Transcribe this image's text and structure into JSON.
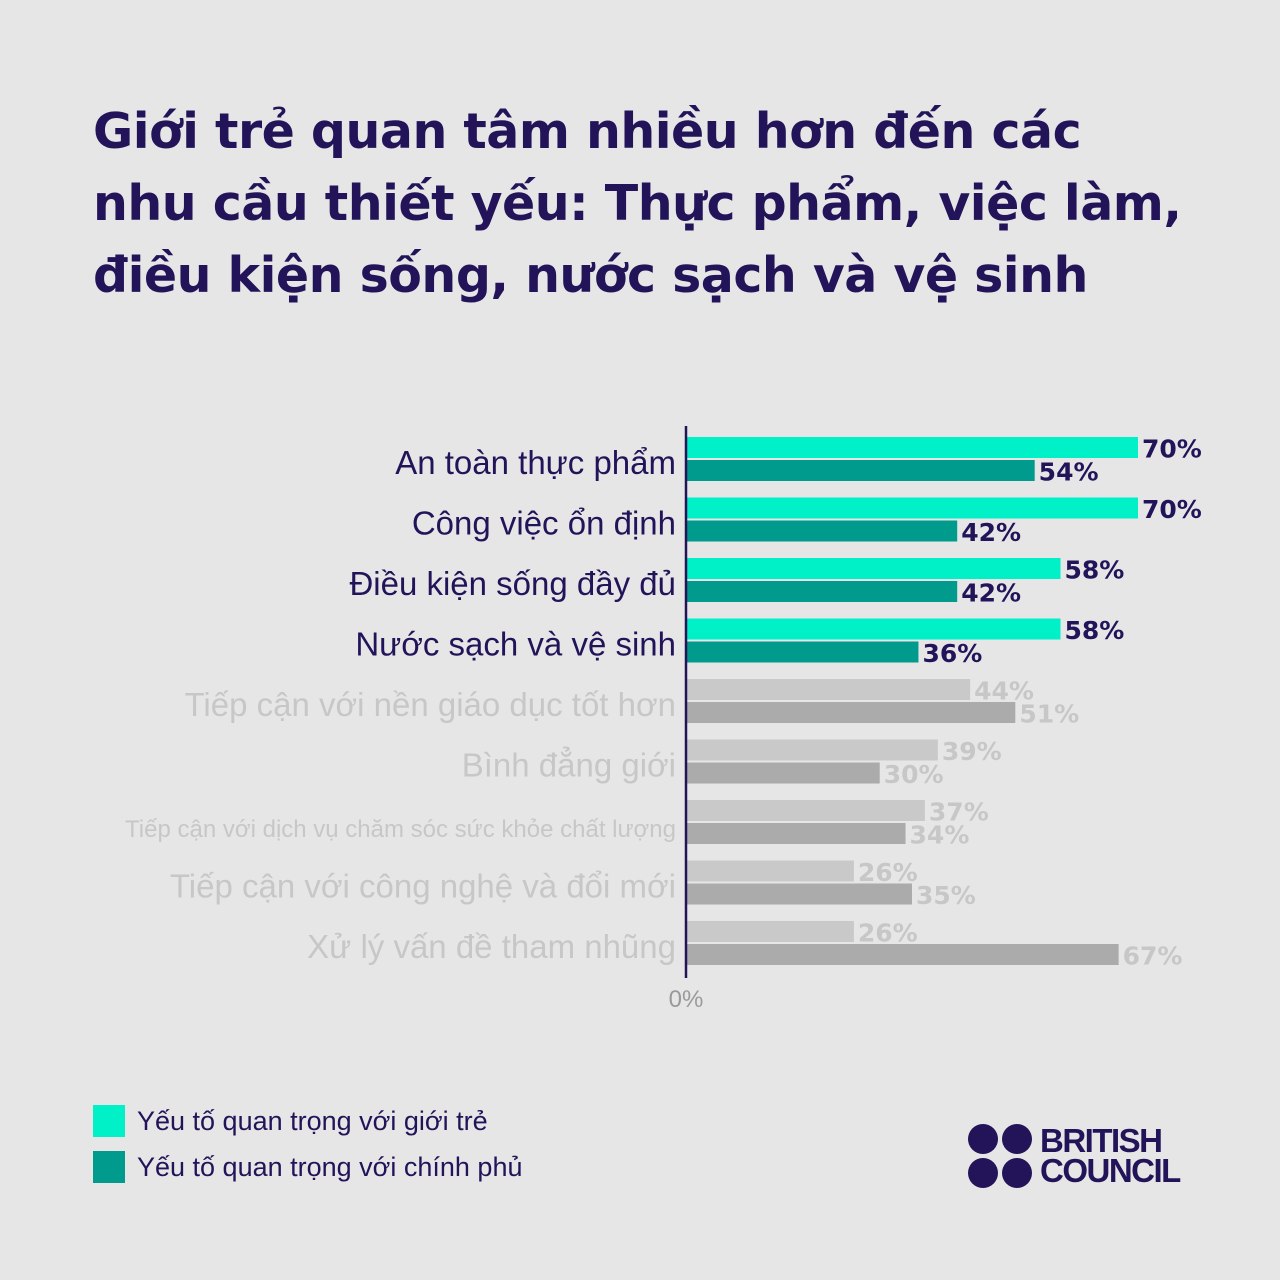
{
  "title": "Giới trẻ quan tâm nhiều hơn đến các nhu cầu thiết yếu: Thực phẩm, việc làm, điều kiện sống, nước sạch và vệ sinh",
  "logo": {
    "line1": "BRITISH",
    "line2": "COUNCIL"
  },
  "colors": {
    "youth": "#00f0c8",
    "government": "#009b8c",
    "muted_light": "#c9c9c9",
    "muted_dark": "#ababab",
    "navy": "#231459",
    "muted_text": "#c7c7c7"
  },
  "chart_data": {
    "type": "bar",
    "orientation": "horizontal",
    "xlim": [
      0,
      75
    ],
    "x_tick_label": "0%",
    "categories": [
      "An toàn thực phẩm",
      "Công việc ổn định",
      "Điều kiện sống đầy đủ",
      "Nước sạch và vệ sinh",
      "Tiếp cận với nền giáo dục tốt hơn",
      "Bình đẳng giới",
      "Tiếp cận với dịch vụ chăm sóc sức khỏe chất lượng",
      "Tiếp cận với công nghệ và đổi mới",
      "Xử lý vấn đề tham nhũng"
    ],
    "highlighted": [
      true,
      true,
      true,
      true,
      false,
      false,
      false,
      false,
      false
    ],
    "series": [
      {
        "name": "Yếu tố quan trọng với giới trẻ",
        "values": [
          70,
          70,
          58,
          58,
          44,
          39,
          37,
          26,
          26
        ]
      },
      {
        "name": "Yếu tố quan trọng với chính phủ",
        "values": [
          54,
          42,
          42,
          36,
          51,
          30,
          34,
          35,
          67
        ]
      }
    ],
    "value_labels": [
      [
        "70%",
        "70%",
        "58%",
        "58%",
        "44%",
        "39%",
        "37%",
        "26%",
        "26%"
      ],
      [
        "54%",
        "42%",
        "42%",
        "36%",
        "51%",
        "30%",
        "34%",
        "35%",
        "67%"
      ]
    ]
  }
}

**Task brief:** Give only the number of lines above that hold the string "phẩm".

**Complete answer:** 2